* **Required task**
Read the listing below and copy out every line that holds "text".

* **Data rows**
++++++++
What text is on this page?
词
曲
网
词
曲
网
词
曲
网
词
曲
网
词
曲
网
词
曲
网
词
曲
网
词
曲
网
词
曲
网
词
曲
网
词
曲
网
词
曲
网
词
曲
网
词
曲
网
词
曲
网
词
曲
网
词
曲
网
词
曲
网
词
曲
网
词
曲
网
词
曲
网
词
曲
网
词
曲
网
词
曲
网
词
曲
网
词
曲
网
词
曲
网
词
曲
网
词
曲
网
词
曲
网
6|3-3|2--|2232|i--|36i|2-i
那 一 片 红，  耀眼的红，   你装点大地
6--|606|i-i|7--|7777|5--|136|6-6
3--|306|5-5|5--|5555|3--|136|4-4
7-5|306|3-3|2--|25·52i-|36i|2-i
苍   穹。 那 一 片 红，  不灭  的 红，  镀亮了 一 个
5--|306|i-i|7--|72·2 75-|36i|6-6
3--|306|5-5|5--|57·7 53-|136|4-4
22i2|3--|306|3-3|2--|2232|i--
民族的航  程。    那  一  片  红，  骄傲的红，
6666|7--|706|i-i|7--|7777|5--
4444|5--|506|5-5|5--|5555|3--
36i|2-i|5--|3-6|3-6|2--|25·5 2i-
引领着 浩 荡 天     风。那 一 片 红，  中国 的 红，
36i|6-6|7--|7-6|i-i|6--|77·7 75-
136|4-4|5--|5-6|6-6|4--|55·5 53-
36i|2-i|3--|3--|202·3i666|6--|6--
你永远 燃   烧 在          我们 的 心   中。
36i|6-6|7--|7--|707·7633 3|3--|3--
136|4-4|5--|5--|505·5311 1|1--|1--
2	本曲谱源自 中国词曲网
++++++++
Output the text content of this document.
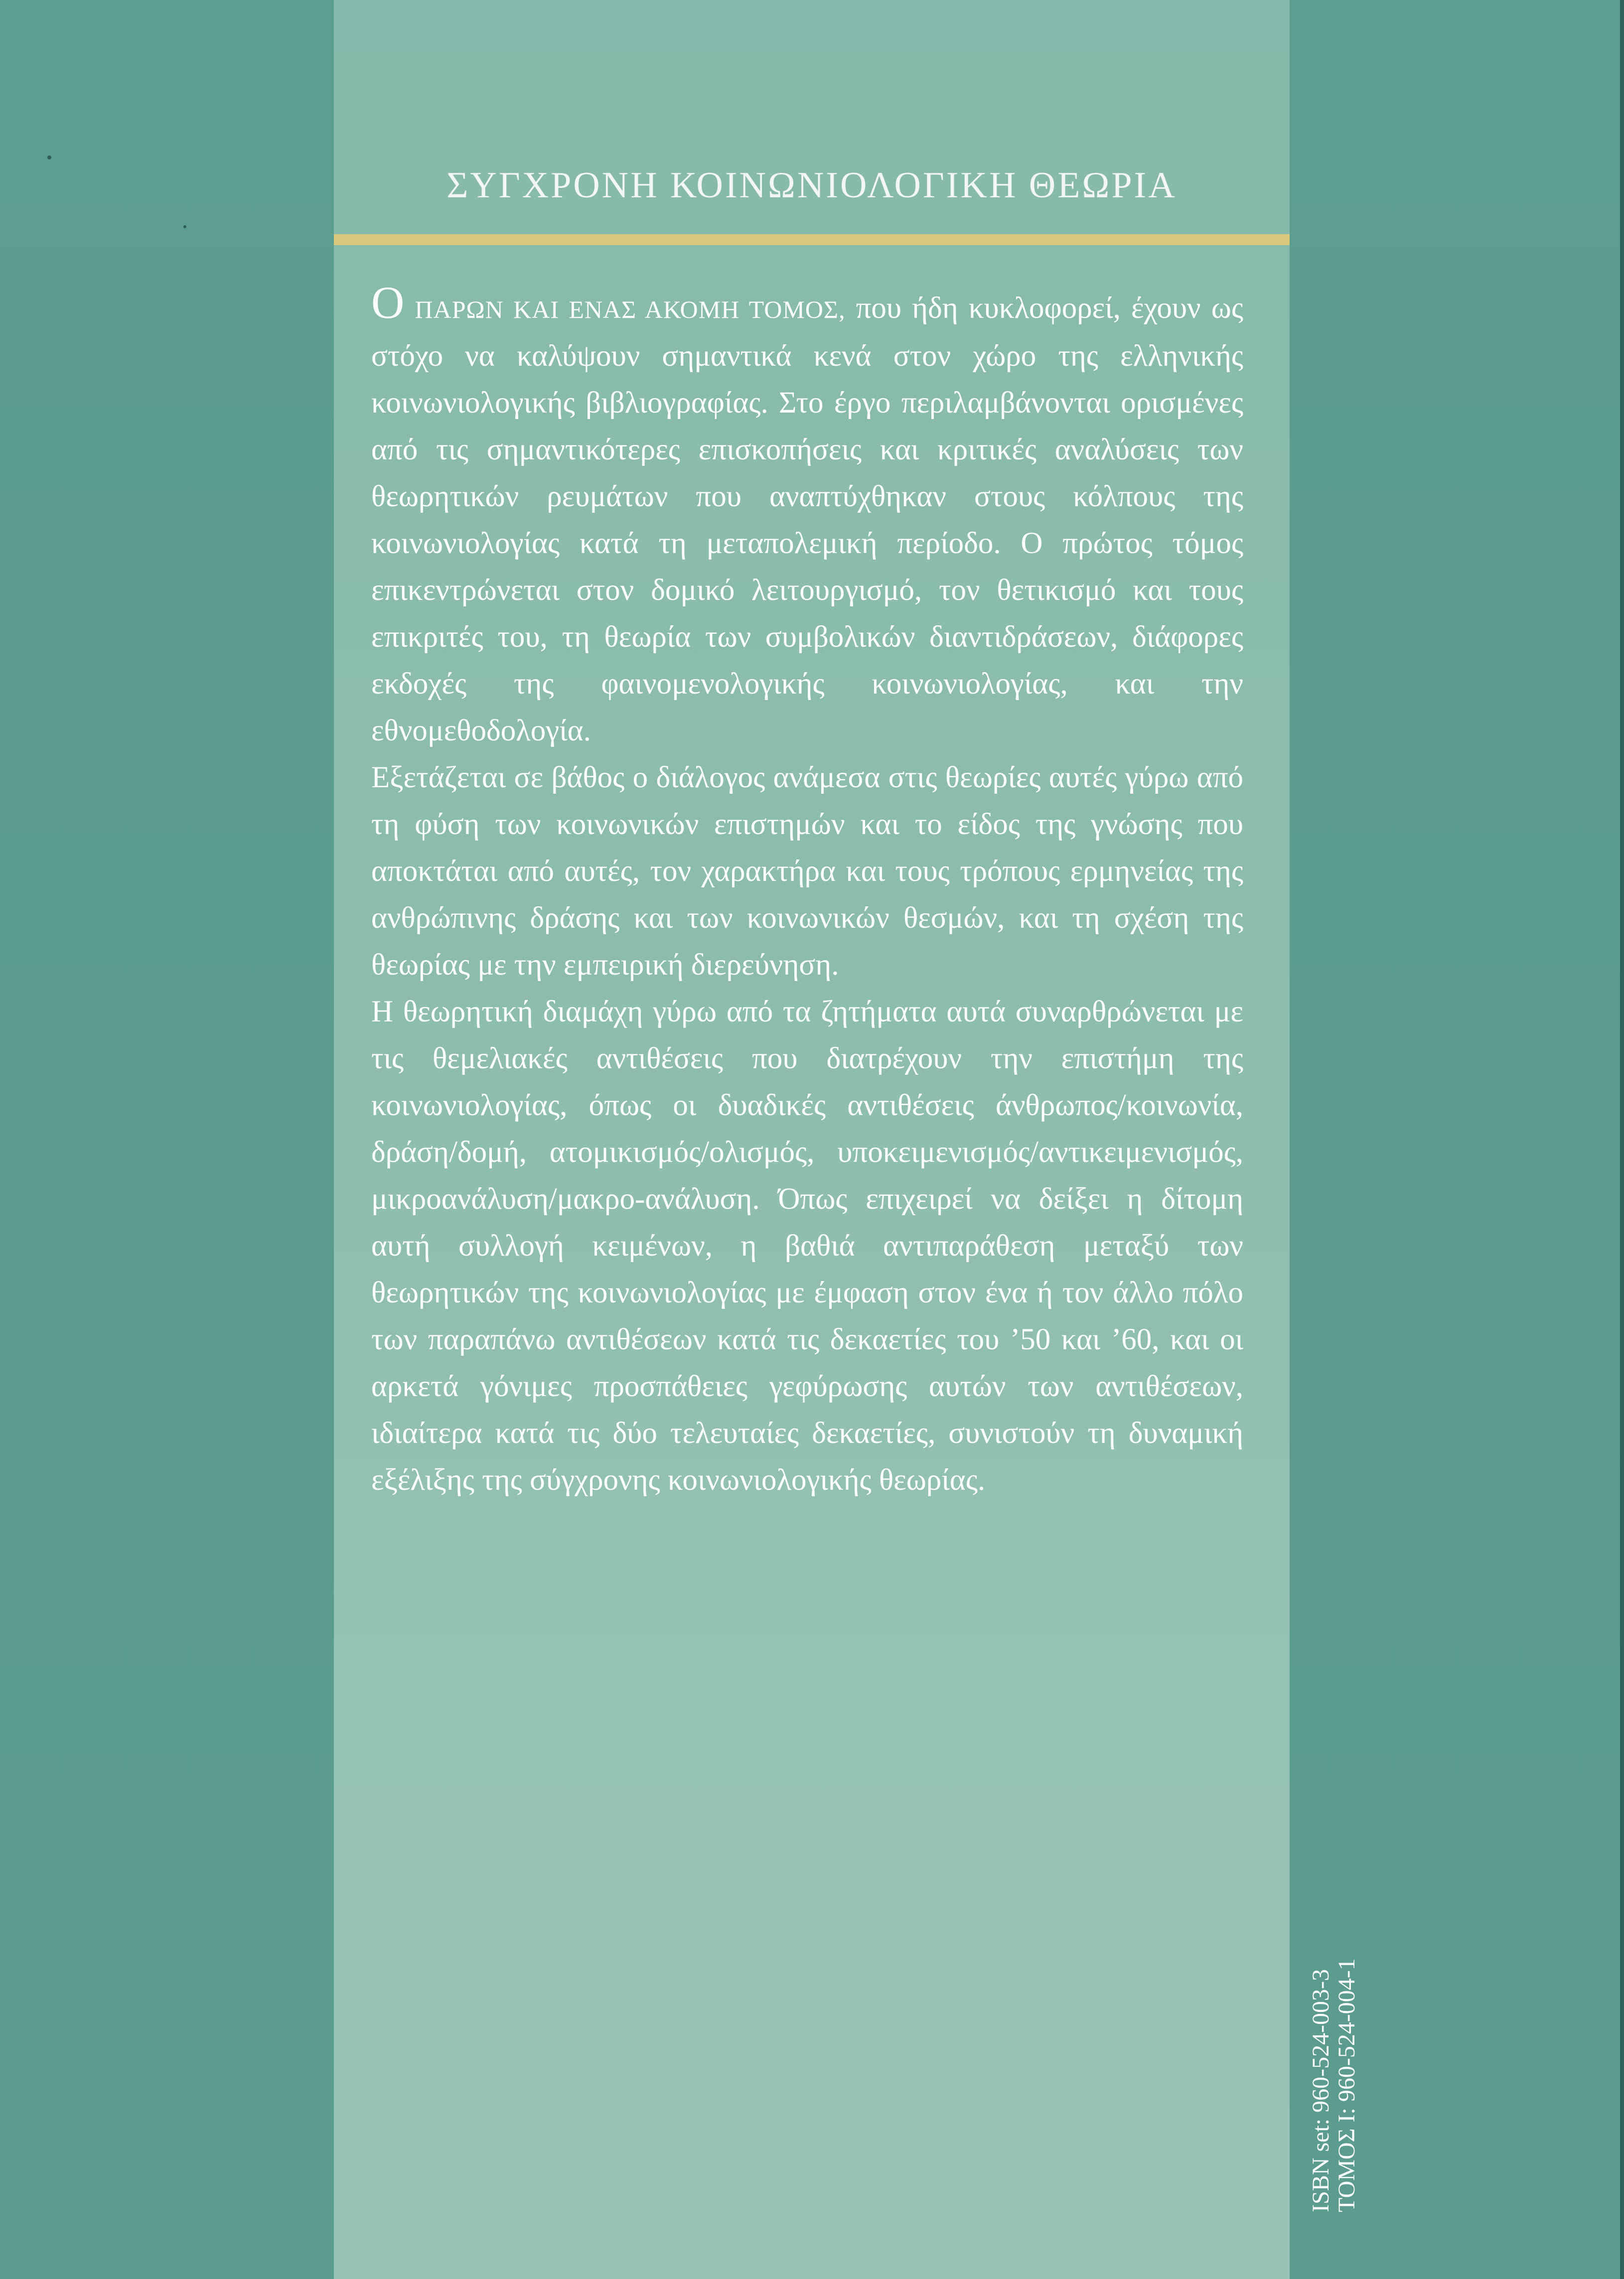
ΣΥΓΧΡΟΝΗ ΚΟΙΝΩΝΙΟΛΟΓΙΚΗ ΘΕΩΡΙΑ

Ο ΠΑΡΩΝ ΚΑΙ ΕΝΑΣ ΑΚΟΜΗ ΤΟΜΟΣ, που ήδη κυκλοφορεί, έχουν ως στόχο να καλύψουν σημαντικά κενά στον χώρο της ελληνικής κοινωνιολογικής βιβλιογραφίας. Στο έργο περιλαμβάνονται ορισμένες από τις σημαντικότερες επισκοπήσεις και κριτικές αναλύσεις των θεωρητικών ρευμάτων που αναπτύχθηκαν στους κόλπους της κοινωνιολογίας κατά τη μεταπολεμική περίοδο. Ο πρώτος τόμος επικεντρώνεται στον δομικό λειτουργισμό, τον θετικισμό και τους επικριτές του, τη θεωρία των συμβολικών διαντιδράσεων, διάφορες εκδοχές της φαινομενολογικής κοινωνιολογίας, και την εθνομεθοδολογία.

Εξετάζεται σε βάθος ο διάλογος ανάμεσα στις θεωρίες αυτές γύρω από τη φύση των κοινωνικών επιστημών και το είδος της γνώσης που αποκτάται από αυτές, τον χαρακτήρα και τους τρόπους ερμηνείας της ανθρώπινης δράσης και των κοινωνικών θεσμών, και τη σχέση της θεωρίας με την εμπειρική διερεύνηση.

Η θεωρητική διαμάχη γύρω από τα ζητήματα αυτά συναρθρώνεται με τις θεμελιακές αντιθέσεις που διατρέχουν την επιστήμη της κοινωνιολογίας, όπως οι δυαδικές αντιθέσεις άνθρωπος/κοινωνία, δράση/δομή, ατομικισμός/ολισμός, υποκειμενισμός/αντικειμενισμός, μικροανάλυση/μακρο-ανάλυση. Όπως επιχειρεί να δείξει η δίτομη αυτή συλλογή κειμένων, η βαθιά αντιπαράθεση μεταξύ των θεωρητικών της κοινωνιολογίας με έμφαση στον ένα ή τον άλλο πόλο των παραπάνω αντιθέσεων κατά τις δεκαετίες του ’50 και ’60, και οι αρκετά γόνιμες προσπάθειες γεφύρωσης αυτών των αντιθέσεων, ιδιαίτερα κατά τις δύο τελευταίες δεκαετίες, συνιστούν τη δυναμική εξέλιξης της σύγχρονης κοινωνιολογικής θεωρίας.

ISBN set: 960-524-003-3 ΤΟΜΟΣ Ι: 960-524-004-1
++++++++
* **Correct answer**
What text is on this page?
Output the text content of this document.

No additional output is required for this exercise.